Directions for this task> Everything in the listing should be restated word for word.

Stored records>

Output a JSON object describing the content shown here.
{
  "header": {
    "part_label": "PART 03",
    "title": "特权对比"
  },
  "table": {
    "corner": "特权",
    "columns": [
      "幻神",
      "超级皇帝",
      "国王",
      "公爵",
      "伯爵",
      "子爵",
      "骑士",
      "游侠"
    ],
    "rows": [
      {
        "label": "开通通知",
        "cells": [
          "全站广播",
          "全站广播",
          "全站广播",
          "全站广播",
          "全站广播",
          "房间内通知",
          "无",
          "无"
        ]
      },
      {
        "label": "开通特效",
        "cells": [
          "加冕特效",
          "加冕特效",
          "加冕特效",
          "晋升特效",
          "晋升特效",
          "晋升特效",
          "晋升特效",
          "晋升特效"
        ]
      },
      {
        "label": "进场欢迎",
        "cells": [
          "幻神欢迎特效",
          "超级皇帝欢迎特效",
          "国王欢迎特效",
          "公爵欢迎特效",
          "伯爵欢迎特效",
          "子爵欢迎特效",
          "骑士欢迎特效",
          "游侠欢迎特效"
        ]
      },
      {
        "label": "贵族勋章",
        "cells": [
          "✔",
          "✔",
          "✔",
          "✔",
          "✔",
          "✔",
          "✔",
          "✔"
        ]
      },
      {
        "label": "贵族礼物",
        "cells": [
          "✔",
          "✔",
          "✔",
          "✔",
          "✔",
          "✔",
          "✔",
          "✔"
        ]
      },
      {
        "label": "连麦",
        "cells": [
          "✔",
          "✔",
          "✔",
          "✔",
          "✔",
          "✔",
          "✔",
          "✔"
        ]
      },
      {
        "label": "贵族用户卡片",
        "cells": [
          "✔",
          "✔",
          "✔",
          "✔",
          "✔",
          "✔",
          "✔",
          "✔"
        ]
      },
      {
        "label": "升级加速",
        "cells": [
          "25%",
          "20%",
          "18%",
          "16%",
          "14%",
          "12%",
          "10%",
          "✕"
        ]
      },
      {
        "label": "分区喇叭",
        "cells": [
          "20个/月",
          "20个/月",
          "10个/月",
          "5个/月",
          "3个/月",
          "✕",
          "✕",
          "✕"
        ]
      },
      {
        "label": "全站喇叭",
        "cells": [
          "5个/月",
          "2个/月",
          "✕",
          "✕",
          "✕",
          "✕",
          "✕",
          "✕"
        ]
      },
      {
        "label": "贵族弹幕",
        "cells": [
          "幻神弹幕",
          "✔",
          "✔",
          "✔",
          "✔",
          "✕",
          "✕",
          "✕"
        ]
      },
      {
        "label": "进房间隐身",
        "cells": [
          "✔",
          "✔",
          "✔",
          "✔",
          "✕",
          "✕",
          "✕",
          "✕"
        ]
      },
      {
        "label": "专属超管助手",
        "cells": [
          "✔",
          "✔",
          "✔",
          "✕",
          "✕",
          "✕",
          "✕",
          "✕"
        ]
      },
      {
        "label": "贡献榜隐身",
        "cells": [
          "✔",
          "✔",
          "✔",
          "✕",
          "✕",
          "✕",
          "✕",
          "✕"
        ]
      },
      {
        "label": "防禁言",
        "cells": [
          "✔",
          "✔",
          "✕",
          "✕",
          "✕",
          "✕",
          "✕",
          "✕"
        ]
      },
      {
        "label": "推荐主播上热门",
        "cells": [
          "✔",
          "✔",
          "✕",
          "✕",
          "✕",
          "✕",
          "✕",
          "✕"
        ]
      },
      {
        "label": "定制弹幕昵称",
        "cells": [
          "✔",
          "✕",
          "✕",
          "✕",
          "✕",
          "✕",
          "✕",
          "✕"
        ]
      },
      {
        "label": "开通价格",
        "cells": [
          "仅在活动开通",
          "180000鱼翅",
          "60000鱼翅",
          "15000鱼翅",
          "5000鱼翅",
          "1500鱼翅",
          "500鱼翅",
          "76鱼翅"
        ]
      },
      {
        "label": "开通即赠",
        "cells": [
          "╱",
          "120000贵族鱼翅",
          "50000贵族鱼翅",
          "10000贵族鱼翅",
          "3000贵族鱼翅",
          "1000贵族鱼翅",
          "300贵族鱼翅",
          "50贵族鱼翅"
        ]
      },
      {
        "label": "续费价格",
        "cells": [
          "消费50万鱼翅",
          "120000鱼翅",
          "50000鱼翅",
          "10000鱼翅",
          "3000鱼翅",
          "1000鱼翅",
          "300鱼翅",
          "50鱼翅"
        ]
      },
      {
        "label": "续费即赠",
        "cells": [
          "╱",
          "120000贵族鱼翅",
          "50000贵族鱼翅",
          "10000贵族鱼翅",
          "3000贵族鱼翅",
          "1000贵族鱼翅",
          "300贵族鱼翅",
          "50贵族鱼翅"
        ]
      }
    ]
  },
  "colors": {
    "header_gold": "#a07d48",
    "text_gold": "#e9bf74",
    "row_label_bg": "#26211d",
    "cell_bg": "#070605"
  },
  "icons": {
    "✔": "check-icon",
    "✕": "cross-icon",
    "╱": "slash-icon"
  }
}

Task solution>
Output a JSON object describing the content shown here.
{
  "header": {
    "part_label": "PART 03",
    "title": "特权对比"
  },
  "table": {
    "corner": "特权",
    "columns": [
      "幻神",
      "超级皇帝",
      "国王",
      "公爵",
      "伯爵",
      "子爵",
      "骑士",
      "游侠"
    ],
    "rows": [
      {
        "label": "开通通知",
        "cells": [
          "全站广播",
          "全站广播",
          "全站广播",
          "全站广播",
          "全站广播",
          "房间内通知",
          "无",
          "无"
        ]
      },
      {
        "label": "开通特效",
        "cells": [
          "加冕特效",
          "加冕特效",
          "加冕特效",
          "晋升特效",
          "晋升特效",
          "晋升特效",
          "晋升特效",
          "晋升特效"
        ]
      },
      {
        "label": "进场欢迎",
        "cells": [
          "幻神欢迎特效",
          "超级皇帝欢迎特效",
          "国王欢迎特效",
          "公爵欢迎特效",
          "伯爵欢迎特效",
          "子爵欢迎特效",
          "骑士欢迎特效",
          "游侠欢迎特效"
        ]
      },
      {
        "label": "贵族勋章",
        "cells": [
          "✔",
          "✔",
          "✔",
          "✔",
          "✔",
          "✔",
          "✔",
          "✔"
        ]
      },
      {
        "label": "贵族礼物",
        "cells": [
          "✔",
          "✔",
          "✔",
          "✔",
          "✔",
          "✔",
          "✔",
          "✔"
        ]
      },
      {
        "label": "连麦",
        "cells": [
          "✔",
          "✔",
          "✔",
          "✔",
          "✔",
          "✔",
          "✔",
          "✔"
        ]
      },
      {
        "label": "贵族用户卡片",
        "cells": [
          "✔",
          "✔",
          "✔",
          "✔",
          "✔",
          "✔",
          "✔",
          "✔"
        ]
      },
      {
        "label": "升级加速",
        "cells": [
          "25%",
          "20%",
          "18%",
          "16%",
          "14%",
          "12%",
          "10%",
          "✕"
        ]
      },
      {
        "label": "分区喇叭",
        "cells": [
          "20个/月",
          "20个/月",
          "10个/月",
          "5个/月",
          "3个/月",
          "✕",
          "✕",
          "✕"
        ]
      },
      {
        "label": "全站喇叭",
        "cells": [
          "5个/月",
          "2个/月",
          "✕",
          "✕",
          "✕",
          "✕",
          "✕",
          "✕"
        ]
      },
      {
        "label": "贵族弹幕",
        "cells": [
          "幻神弹幕",
          "✔",
          "✔",
          "✔",
          "✔",
          "✕",
          "✕",
          "✕"
        ]
      },
      {
        "label": "进房间隐身",
        "cells": [
          "✔",
          "✔",
          "✔",
          "✔",
          "✕",
          "✕",
          "✕",
          "✕"
        ]
      },
      {
        "label": "专属超管助手",
        "cells": [
          "✔",
          "✔",
          "✔",
          "✕",
          "✕",
          "✕",
          "✕",
          "✕"
        ]
      },
      {
        "label": "贡献榜隐身",
        "cells": [
          "✔",
          "✔",
          "✔",
          "✕",
          "✕",
          "✕",
          "✕",
          "✕"
        ]
      },
      {
        "label": "防禁言",
        "cells": [
          "✔",
          "✔",
          "✕",
          "✕",
          "✕",
          "✕",
          "✕",
          "✕"
        ]
      },
      {
        "label": "推荐主播上热门",
        "cells": [
          "✔",
          "✔",
          "✕",
          "✕",
          "✕",
          "✕",
          "✕",
          "✕"
        ]
      },
      {
        "label": "定制弹幕昵称",
        "cells": [
          "✔",
          "✕",
          "✕",
          "✕",
          "✕",
          "✕",
          "✕",
          "✕"
        ]
      },
      {
        "label": "开通价格",
        "cells": [
          "仅在活动开通",
          "180000鱼翅",
          "60000鱼翅",
          "15000鱼翅",
          "5000鱼翅",
          "1500鱼翅",
          "500鱼翅",
          "76鱼翅"
        ]
      },
      {
        "label": "开通即赠",
        "cells": [
          "╱",
          "120000贵族鱼翅",
          "50000贵族鱼翅",
          "10000贵族鱼翅",
          "3000贵族鱼翅",
          "1000贵族鱼翅",
          "300贵族鱼翅",
          "50贵族鱼翅"
        ]
      },
      {
        "label": "续费价格",
        "cells": [
          "消费50万鱼翅",
          "120000鱼翅",
          "50000鱼翅",
          "10000鱼翅",
          "3000鱼翅",
          "1000鱼翅",
          "300鱼翅",
          "50鱼翅"
        ]
      },
      {
        "label": "续费即赠",
        "cells": [
          "╱",
          "120000贵族鱼翅",
          "50000贵族鱼翅",
          "10000贵族鱼翅",
          "3000贵族鱼翅",
          "1000贵族鱼翅",
          "300贵族鱼翅",
          "50贵族鱼翅"
        ]
      }
    ]
  },
  "colors": {
    "header_gold": "#a07d48",
    "text_gold": "#e9bf74",
    "row_label_bg": "#26211d",
    "cell_bg": "#070605"
  },
  "icons": {
    "✔": "check-icon",
    "✕": "cross-icon",
    "╱": "slash-icon"
  }
}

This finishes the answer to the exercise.